▶ WHAT THE TASK ASKS: Reproduce the listing verbatim.

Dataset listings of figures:
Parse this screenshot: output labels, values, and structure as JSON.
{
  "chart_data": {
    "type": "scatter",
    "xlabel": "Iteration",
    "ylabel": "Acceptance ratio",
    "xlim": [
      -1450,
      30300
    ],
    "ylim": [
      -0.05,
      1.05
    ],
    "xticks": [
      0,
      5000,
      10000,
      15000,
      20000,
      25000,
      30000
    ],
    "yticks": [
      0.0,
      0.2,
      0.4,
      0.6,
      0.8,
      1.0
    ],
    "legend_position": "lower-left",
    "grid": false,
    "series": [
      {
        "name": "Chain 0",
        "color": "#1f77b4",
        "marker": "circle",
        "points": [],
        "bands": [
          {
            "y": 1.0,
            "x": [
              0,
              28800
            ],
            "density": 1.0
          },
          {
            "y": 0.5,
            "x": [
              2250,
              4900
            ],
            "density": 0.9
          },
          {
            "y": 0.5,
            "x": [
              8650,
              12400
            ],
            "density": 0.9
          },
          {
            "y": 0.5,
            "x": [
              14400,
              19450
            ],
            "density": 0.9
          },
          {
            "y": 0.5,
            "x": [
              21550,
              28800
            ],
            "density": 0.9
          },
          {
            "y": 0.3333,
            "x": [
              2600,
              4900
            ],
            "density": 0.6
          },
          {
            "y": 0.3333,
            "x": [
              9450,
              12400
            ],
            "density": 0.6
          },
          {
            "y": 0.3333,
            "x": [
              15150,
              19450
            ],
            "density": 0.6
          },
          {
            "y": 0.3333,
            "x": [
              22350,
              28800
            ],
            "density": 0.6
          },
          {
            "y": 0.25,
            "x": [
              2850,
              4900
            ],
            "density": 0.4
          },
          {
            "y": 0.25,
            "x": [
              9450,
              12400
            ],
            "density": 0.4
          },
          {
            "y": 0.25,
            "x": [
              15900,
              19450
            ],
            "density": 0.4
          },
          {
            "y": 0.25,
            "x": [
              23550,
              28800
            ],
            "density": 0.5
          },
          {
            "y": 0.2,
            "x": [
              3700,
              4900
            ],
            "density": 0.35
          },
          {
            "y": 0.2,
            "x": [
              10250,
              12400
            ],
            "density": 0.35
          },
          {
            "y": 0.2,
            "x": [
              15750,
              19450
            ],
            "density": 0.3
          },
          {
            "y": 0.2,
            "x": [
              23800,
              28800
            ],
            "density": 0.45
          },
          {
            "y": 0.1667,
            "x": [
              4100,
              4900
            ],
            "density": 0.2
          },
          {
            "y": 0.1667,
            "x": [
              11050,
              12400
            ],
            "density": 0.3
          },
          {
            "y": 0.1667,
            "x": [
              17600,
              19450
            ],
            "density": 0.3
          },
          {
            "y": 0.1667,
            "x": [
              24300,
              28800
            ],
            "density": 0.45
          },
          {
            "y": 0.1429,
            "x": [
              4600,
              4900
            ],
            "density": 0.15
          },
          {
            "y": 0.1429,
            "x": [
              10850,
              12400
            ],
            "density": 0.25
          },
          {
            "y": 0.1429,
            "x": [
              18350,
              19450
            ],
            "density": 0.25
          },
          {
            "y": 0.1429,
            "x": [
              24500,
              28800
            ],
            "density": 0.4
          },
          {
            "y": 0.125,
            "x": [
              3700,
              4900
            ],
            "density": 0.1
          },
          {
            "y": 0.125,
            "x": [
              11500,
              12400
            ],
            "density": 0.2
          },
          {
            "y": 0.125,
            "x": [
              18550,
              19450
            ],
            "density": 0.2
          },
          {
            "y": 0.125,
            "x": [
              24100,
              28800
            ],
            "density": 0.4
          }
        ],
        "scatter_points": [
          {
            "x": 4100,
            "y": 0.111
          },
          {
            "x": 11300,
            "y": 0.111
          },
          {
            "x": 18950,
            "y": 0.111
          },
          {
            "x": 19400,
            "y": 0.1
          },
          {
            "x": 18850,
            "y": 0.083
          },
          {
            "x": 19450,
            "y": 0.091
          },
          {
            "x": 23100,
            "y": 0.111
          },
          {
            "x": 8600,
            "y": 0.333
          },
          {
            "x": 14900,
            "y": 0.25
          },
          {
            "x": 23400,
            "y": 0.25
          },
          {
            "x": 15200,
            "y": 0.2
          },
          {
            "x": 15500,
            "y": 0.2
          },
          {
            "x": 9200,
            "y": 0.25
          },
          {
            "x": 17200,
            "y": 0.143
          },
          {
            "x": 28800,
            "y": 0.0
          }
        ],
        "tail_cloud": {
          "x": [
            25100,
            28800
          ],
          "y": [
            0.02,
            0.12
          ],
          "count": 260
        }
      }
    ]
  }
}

▶ RESULT FOR THIS TASK:
Parse this screenshot: output labels, values, and structure as JSON.
{
  "chart_data": {
    "type": "scatter",
    "xlabel": "Iteration",
    "ylabel": "Acceptance ratio",
    "xlim": [
      -1450,
      30300
    ],
    "ylim": [
      -0.05,
      1.05
    ],
    "xticks": [
      0,
      5000,
      10000,
      15000,
      20000,
      25000,
      30000
    ],
    "yticks": [
      0.0,
      0.2,
      0.4,
      0.6,
      0.8,
      1.0
    ],
    "legend_position": "lower-left",
    "grid": false,
    "series": [
      {
        "name": "Chain 0",
        "color": "#1f77b4",
        "marker": "circle",
        "points": [],
        "bands": [
          {
            "y": 1.0,
            "x": [
              0,
              28800
            ],
            "density": 1.0
          },
          {
            "y": 0.5,
            "x": [
              2250,
              4900
            ],
            "density": 0.9
          },
          {
            "y": 0.5,
            "x": [
              8650,
              12400
            ],
            "density": 0.9
          },
          {
            "y": 0.5,
            "x": [
              14400,
              19450
            ],
            "density": 0.9
          },
          {
            "y": 0.5,
            "x": [
              21550,
              28800
            ],
            "density": 0.9
          },
          {
            "y": 0.3333,
            "x": [
              2600,
              4900
            ],
            "density": 0.6
          },
          {
            "y": 0.3333,
            "x": [
              9450,
              12400
            ],
            "density": 0.6
          },
          {
            "y": 0.3333,
            "x": [
              15150,
              19450
            ],
            "density": 0.6
          },
          {
            "y": 0.3333,
            "x": [
              22350,
              28800
            ],
            "density": 0.6
          },
          {
            "y": 0.25,
            "x": [
              2850,
              4900
            ],
            "density": 0.4
          },
          {
            "y": 0.25,
            "x": [
              9450,
              12400
            ],
            "density": 0.4
          },
          {
            "y": 0.25,
            "x": [
              15900,
              19450
            ],
            "density": 0.4
          },
          {
            "y": 0.25,
            "x": [
              23550,
              28800
            ],
            "density": 0.5
          },
          {
            "y": 0.2,
            "x": [
              3700,
              4900
            ],
            "density": 0.35
          },
          {
            "y": 0.2,
            "x": [
              10250,
              12400
            ],
            "density": 0.35
          },
          {
            "y": 0.2,
            "x": [
              15750,
              19450
            ],
            "density": 0.3
          },
          {
            "y": 0.2,
            "x": [
              23800,
              28800
            ],
            "density": 0.45
          },
          {
            "y": 0.1667,
            "x": [
              4100,
              4900
            ],
            "density": 0.2
          },
          {
            "y": 0.1667,
            "x": [
              11050,
              12400
            ],
            "density": 0.3
          },
          {
            "y": 0.1667,
            "x": [
              17600,
              19450
            ],
            "density": 0.3
          },
          {
            "y": 0.1667,
            "x": [
              24300,
              28800
            ],
            "density": 0.45
          },
          {
            "y": 0.1429,
            "x": [
              4600,
              4900
            ],
            "density": 0.15
          },
          {
            "y": 0.1429,
            "x": [
              10850,
              12400
            ],
            "density": 0.25
          },
          {
            "y": 0.1429,
            "x": [
              18350,
              19450
            ],
            "density": 0.25
          },
          {
            "y": 0.1429,
            "x": [
              24500,
              28800
            ],
            "density": 0.4
          },
          {
            "y": 0.125,
            "x": [
              3700,
              4900
            ],
            "density": 0.1
          },
          {
            "y": 0.125,
            "x": [
              11500,
              12400
            ],
            "density": 0.2
          },
          {
            "y": 0.125,
            "x": [
              18550,
              19450
            ],
            "density": 0.2
          },
          {
            "y": 0.125,
            "x": [
              24100,
              28800
            ],
            "density": 0.4
          }
        ],
        "scatter_points": [
          {
            "x": 4100,
            "y": 0.111
          },
          {
            "x": 11300,
            "y": 0.111
          },
          {
            "x": 18950,
            "y": 0.111
          },
          {
            "x": 19400,
            "y": 0.1
          },
          {
            "x": 18850,
            "y": 0.083
          },
          {
            "x": 19450,
            "y": 0.091
          },
          {
            "x": 23100,
            "y": 0.111
          },
          {
            "x": 8600,
            "y": 0.333
          },
          {
            "x": 14900,
            "y": 0.25
          },
          {
            "x": 23400,
            "y": 0.25
          },
          {
            "x": 15200,
            "y": 0.2
          },
          {
            "x": 15500,
            "y": 0.2
          },
          {
            "x": 9200,
            "y": 0.25
          },
          {
            "x": 17200,
            "y": 0.143
          },
          {
            "x": 28800,
            "y": 0.0
          }
        ],
        "tail_cloud": {
          "x": [
            25100,
            28800
          ],
          "y": [
            0.02,
            0.12
          ],
          "count": 260
        }
      }
    ]
  }
}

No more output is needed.